PROBLEM TO SOLVE: Please transcribe the listing below in full and word for word, without its pictures.

DATA EXTRACT:

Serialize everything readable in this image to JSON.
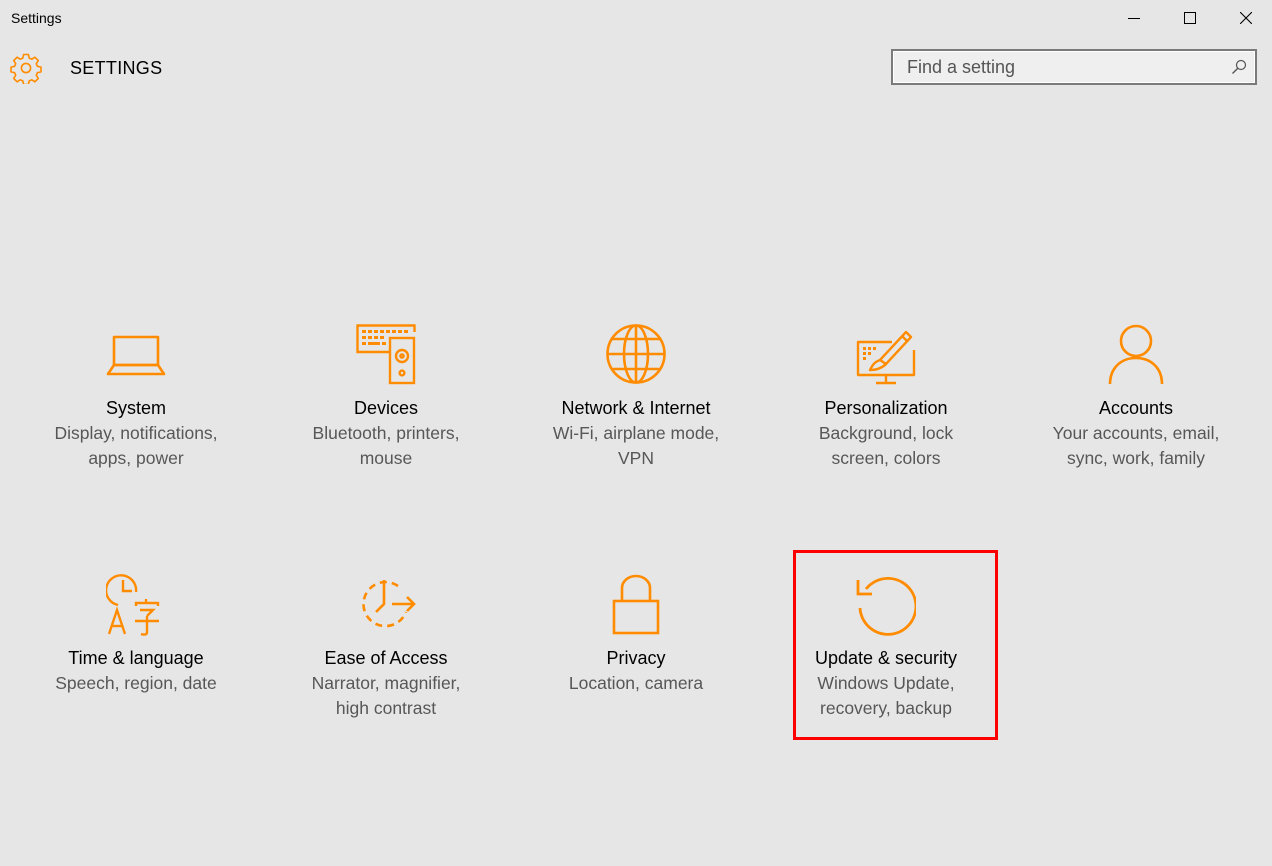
{
  "window": {
    "title": "Settings",
    "controls": {
      "minimize_icon": "minimize-icon",
      "maximize_icon": "maximize-icon",
      "close_icon": "close-icon"
    }
  },
  "header": {
    "icon": "gear-icon",
    "title": "SETTINGS"
  },
  "search": {
    "placeholder": "Find a setting",
    "value": "",
    "icon": "search-icon"
  },
  "accent_color": "#ff8c00",
  "highlight_color": "#ff0000",
  "tiles": [
    {
      "label": "System",
      "desc_line1": "Display, notifications,",
      "desc_line2": "apps, power",
      "icon": "laptop-icon"
    },
    {
      "label": "Devices",
      "desc_line1": "Bluetooth, printers,",
      "desc_line2": "mouse",
      "icon": "keyboard-speaker-icon"
    },
    {
      "label": "Network & Internet",
      "desc_line1": "Wi-Fi, airplane mode,",
      "desc_line2": "VPN",
      "icon": "globe-icon"
    },
    {
      "label": "Personalization",
      "desc_line1": "Background, lock",
      "desc_line2": "screen, colors",
      "icon": "paintbrush-monitor-icon"
    },
    {
      "label": "Accounts",
      "desc_line1": "Your accounts, email,",
      "desc_line2": "sync, work, family",
      "icon": "person-icon"
    },
    {
      "label": "Time & language",
      "desc_line1": "Speech, region, date",
      "desc_line2": "",
      "icon": "clock-language-icon"
    },
    {
      "label": "Ease of Access",
      "desc_line1": "Narrator, magnifier,",
      "desc_line2": "high contrast",
      "icon": "ease-of-access-icon"
    },
    {
      "label": "Privacy",
      "desc_line1": "Location, camera",
      "desc_line2": "",
      "icon": "lock-icon"
    },
    {
      "label": "Update & security",
      "desc_line1": "Windows Update,",
      "desc_line2": "recovery, backup",
      "icon": "refresh-icon"
    }
  ]
}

ANSWER TO THIS TASK:
Serialize everything readable in this image to JSON.
{
  "window": {
    "title": "Settings",
    "controls": {
      "minimize_icon": "minimize-icon",
      "maximize_icon": "maximize-icon",
      "close_icon": "close-icon"
    }
  },
  "header": {
    "icon": "gear-icon",
    "title": "SETTINGS"
  },
  "search": {
    "placeholder": "Find a setting",
    "value": "",
    "icon": "search-icon"
  },
  "accent_color": "#ff8c00",
  "highlight_color": "#ff0000",
  "tiles": [
    {
      "label": "System",
      "desc_line1": "Display, notifications,",
      "desc_line2": "apps, power",
      "icon": "laptop-icon"
    },
    {
      "label": "Devices",
      "desc_line1": "Bluetooth, printers,",
      "desc_line2": "mouse",
      "icon": "keyboard-speaker-icon"
    },
    {
      "label": "Network & Internet",
      "desc_line1": "Wi-Fi, airplane mode,",
      "desc_line2": "VPN",
      "icon": "globe-icon"
    },
    {
      "label": "Personalization",
      "desc_line1": "Background, lock",
      "desc_line2": "screen, colors",
      "icon": "paintbrush-monitor-icon"
    },
    {
      "label": "Accounts",
      "desc_line1": "Your accounts, email,",
      "desc_line2": "sync, work, family",
      "icon": "person-icon"
    },
    {
      "label": "Time & language",
      "desc_line1": "Speech, region, date",
      "desc_line2": "",
      "icon": "clock-language-icon"
    },
    {
      "label": "Ease of Access",
      "desc_line1": "Narrator, magnifier,",
      "desc_line2": "high contrast",
      "icon": "ease-of-access-icon"
    },
    {
      "label": "Privacy",
      "desc_line1": "Location, camera",
      "desc_line2": "",
      "icon": "lock-icon"
    },
    {
      "label": "Update & security",
      "desc_line1": "Windows Update,",
      "desc_line2": "recovery, backup",
      "icon": "refresh-icon"
    }
  ]
}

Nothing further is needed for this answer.